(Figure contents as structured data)
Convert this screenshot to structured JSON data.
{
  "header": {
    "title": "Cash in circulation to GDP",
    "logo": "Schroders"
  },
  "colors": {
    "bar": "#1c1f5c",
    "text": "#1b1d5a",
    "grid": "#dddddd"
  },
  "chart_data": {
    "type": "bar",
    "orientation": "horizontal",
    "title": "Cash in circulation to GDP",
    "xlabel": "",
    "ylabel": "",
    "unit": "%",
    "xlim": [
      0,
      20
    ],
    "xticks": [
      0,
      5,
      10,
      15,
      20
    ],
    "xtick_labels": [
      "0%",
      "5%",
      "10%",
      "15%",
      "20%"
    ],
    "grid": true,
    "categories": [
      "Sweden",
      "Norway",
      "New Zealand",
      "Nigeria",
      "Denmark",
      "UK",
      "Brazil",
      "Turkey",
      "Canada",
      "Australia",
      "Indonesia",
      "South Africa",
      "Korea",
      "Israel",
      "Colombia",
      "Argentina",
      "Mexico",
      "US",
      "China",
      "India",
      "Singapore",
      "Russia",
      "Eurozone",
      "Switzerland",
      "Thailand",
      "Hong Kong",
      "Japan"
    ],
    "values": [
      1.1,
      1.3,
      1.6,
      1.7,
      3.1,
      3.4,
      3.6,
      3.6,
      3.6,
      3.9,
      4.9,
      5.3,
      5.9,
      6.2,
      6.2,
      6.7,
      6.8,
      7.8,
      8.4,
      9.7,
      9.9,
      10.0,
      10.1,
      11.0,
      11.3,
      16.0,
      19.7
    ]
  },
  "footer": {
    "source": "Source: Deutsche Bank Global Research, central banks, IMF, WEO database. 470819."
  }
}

> [Task brief]
All entries must be repeated verbatim.

> [Complete output]
Convert this screenshot to structured JSON data.
{
  "header": {
    "title": "Cash in circulation to GDP",
    "logo": "Schroders"
  },
  "colors": {
    "bar": "#1c1f5c",
    "text": "#1b1d5a",
    "grid": "#dddddd"
  },
  "chart_data": {
    "type": "bar",
    "orientation": "horizontal",
    "title": "Cash in circulation to GDP",
    "xlabel": "",
    "ylabel": "",
    "unit": "%",
    "xlim": [
      0,
      20
    ],
    "xticks": [
      0,
      5,
      10,
      15,
      20
    ],
    "xtick_labels": [
      "0%",
      "5%",
      "10%",
      "15%",
      "20%"
    ],
    "grid": true,
    "categories": [
      "Sweden",
      "Norway",
      "New Zealand",
      "Nigeria",
      "Denmark",
      "UK",
      "Brazil",
      "Turkey",
      "Canada",
      "Australia",
      "Indonesia",
      "South Africa",
      "Korea",
      "Israel",
      "Colombia",
      "Argentina",
      "Mexico",
      "US",
      "China",
      "India",
      "Singapore",
      "Russia",
      "Eurozone",
      "Switzerland",
      "Thailand",
      "Hong Kong",
      "Japan"
    ],
    "values": [
      1.1,
      1.3,
      1.6,
      1.7,
      3.1,
      3.4,
      3.6,
      3.6,
      3.6,
      3.9,
      4.9,
      5.3,
      5.9,
      6.2,
      6.2,
      6.7,
      6.8,
      7.8,
      8.4,
      9.7,
      9.9,
      10.0,
      10.1,
      11.0,
      11.3,
      16.0,
      19.7
    ]
  },
  "footer": {
    "source": "Source: Deutsche Bank Global Research, central banks, IMF, WEO database. 470819."
  }
}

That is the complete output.